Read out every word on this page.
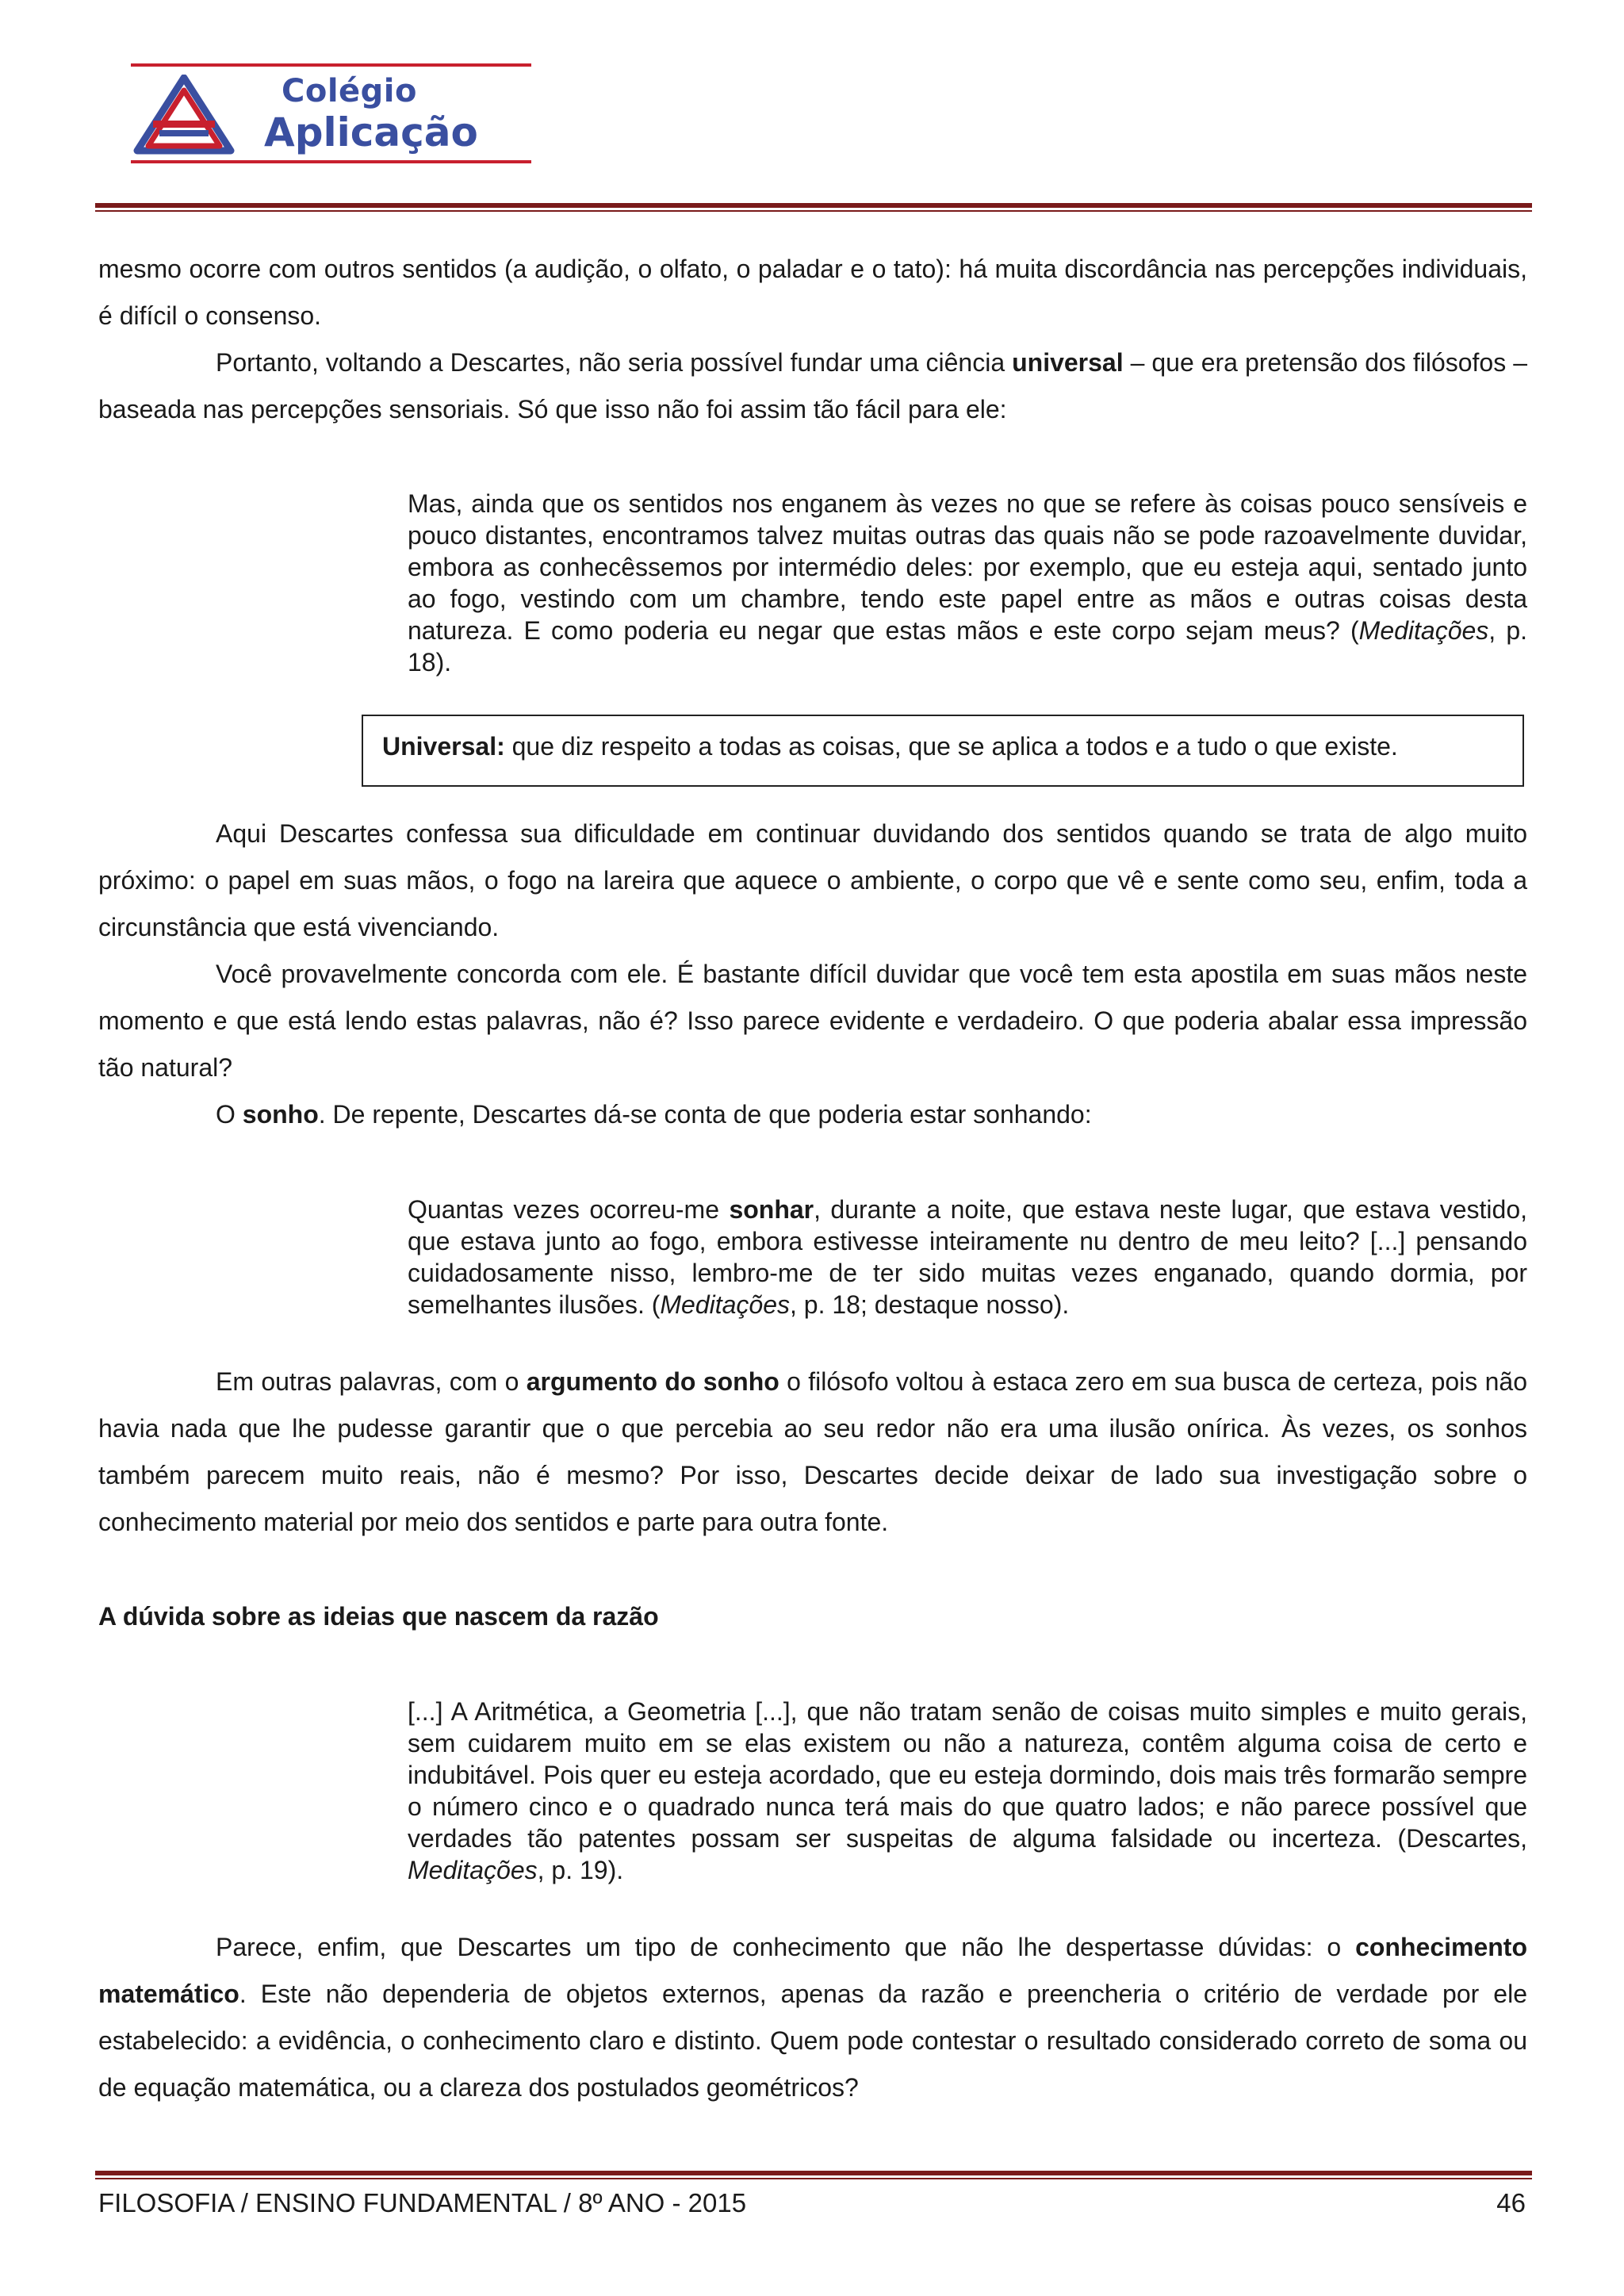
Colégio
Aplicação

mesmo ocorre com outros sentidos (a audição, o olfato, o paladar e o tato): há muita discordância nas percepções individuais, é difícil o consenso.

Portanto, voltando a Descartes, não seria possível fundar uma ciência universal – que era pretensão dos filósofos – baseada nas percepções sensoriais. Só que isso não foi assim tão fácil para ele:

Mas, ainda que os sentidos nos enganem às vezes no que se refere às coisas pouco sensíveis e pouco distantes, encontramos talvez muitas outras das quais não se pode razoavelmente duvidar, embora as conhecêssemos por intermédio deles: por exemplo, que eu esteja aqui, sentado junto ao fogo, vestindo com um chambre, tendo este papel entre as mãos e outras coisas desta natureza. E como poderia eu negar que estas mãos e este corpo sejam meus? (Meditações, p. 18).

Universal: que diz respeito a todas as coisas, que se aplica a todos e a tudo o que existe.

Aqui Descartes confessa sua dificuldade em continuar duvidando dos sentidos quando se trata de algo muito próximo: o papel em suas mãos, o fogo na lareira que aquece o ambiente, o corpo que vê e sente como seu, enfim, toda a circunstância que está vivenciando.

Você provavelmente concorda com ele. É bastante difícil duvidar que você tem esta apostila em suas mãos neste momento e que está lendo estas palavras, não é? Isso parece evidente e verdadeiro. O que poderia abalar essa impressão tão natural?

O sonho. De repente, Descartes dá-se conta de que poderia estar sonhando:

Quantas vezes ocorreu-me sonhar, durante a noite, que estava neste lugar, que estava vestido, que estava junto ao fogo, embora estivesse inteiramente nu dentro de meu leito? [...] pensando cuidadosamente nisso, lembro-me de ter sido muitas vezes enganado, quando dormia, por semelhantes ilusões. (Meditações, p. 18; destaque nosso).

Em outras palavras, com o argumento do sonho o filósofo voltou à estaca zero em sua busca de certeza, pois não havia nada que lhe pudesse garantir que o que percebia ao seu redor não era uma ilusão onírica. Às vezes, os sonhos também parecem muito reais, não é mesmo? Por isso, Descartes decide deixar de lado sua investigação sobre o conhecimento material por meio dos sentidos e parte para outra fonte.

A dúvida sobre as ideias que nascem da razão

[...] A Aritmética, a Geometria [...], que não tratam senão de coisas muito simples e muito gerais, sem cuidarem muito em se elas existem ou não a natureza, contêm alguma coisa de certo e indubitável. Pois quer eu esteja acordado, que eu esteja dormindo, dois mais três formarão sempre o número cinco e o quadrado nunca terá mais do que quatro lados; e não parece possível que verdades tão patentes possam ser suspeitas de alguma falsidade ou incerteza. (Descartes, Meditações, p. 19).

Parece, enfim, que Descartes um tipo de conhecimento que não lhe despertasse dúvidas: o conhecimento matemático. Este não dependeria de objetos externos, apenas da razão e preencheria o critério de verdade por ele estabelecido: a evidência, o conhecimento claro e distinto. Quem pode contestar o resultado considerado correto de soma ou de equação matemática, ou a clareza dos postulados geométricos?

FILOSOFIA / ENSINO FUNDAMENTAL / 8º ANO - 2015	46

....

TASK GOAL – Reproduce each entry precisely. Leave the pictures out.

OUTPUT OF THE TASK –
Read out every word on this page.
Colégio
Aplicação

mesmo ocorre com outros sentidos (a audição, o olfato, o paladar e o tato): há muita discordância nas percepções individuais, é difícil o consenso.

Portanto, voltando a Descartes, não seria possível fundar uma ciência universal – que era pretensão dos filósofos – baseada nas percepções sensoriais. Só que isso não foi assim tão fácil para ele:

Mas, ainda que os sentidos nos enganem às vezes no que se refere às coisas pouco sensíveis e pouco distantes, encontramos talvez muitas outras das quais não se pode razoavelmente duvidar, embora as conhecêssemos por intermédio deles: por exemplo, que eu esteja aqui, sentado junto ao fogo, vestindo com um chambre, tendo este papel entre as mãos e outras coisas desta natureza. E como poderia eu negar que estas mãos e este corpo sejam meus? (Meditações, p. 18).

Universal: que diz respeito a todas as coisas, que se aplica a todos e a tudo o que existe.

Aqui Descartes confessa sua dificuldade em continuar duvidando dos sentidos quando se trata de algo muito próximo: o papel em suas mãos, o fogo na lareira que aquece o ambiente, o corpo que vê e sente como seu, enfim, toda a circunstância que está vivenciando.

Você provavelmente concorda com ele. É bastante difícil duvidar que você tem esta apostila em suas mãos neste momento e que está lendo estas palavras, não é? Isso parece evidente e verdadeiro. O que poderia abalar essa impressão tão natural?

O sonho. De repente, Descartes dá-se conta de que poderia estar sonhando:

Quantas vezes ocorreu-me sonhar, durante a noite, que estava neste lugar, que estava vestido, que estava junto ao fogo, embora estivesse inteiramente nu dentro de meu leito? [...] pensando cuidadosamente nisso, lembro-me de ter sido muitas vezes enganado, quando dormia, por semelhantes ilusões. (Meditações, p. 18; destaque nosso).

Em outras palavras, com o argumento do sonho o filósofo voltou à estaca zero em sua busca de certeza, pois não havia nada que lhe pudesse garantir que o que percebia ao seu redor não era uma ilusão onírica. Às vezes, os sonhos também parecem muito reais, não é mesmo? Por isso, Descartes decide deixar de lado sua investigação sobre o conhecimento material por meio dos sentidos e parte para outra fonte.

A dúvida sobre as ideias que nascem da razão

[...] A Aritmética, a Geometria [...], que não tratam senão de coisas muito simples e muito gerais, sem cuidarem muito em se elas existem ou não a natureza, contêm alguma coisa de certo e indubitável. Pois quer eu esteja acordado, que eu esteja dormindo, dois mais três formarão sempre o número cinco e o quadrado nunca terá mais do que quatro lados; e não parece possível que verdades tão patentes possam ser suspeitas de alguma falsidade ou incerteza. (Descartes, Meditações, p. 19).

Parece, enfim, que Descartes um tipo de conhecimento que não lhe despertasse dúvidas: o conhecimento matemático. Este não dependeria de objetos externos, apenas da razão e preencheria o critério de verdade por ele estabelecido: a evidência, o conhecimento claro e distinto. Quem pode contestar o resultado considerado correto de soma ou de equação matemática, ou a clareza dos postulados geométricos?

FILOSOFIA / ENSINO FUNDAMENTAL / 8º ANO - 2015	46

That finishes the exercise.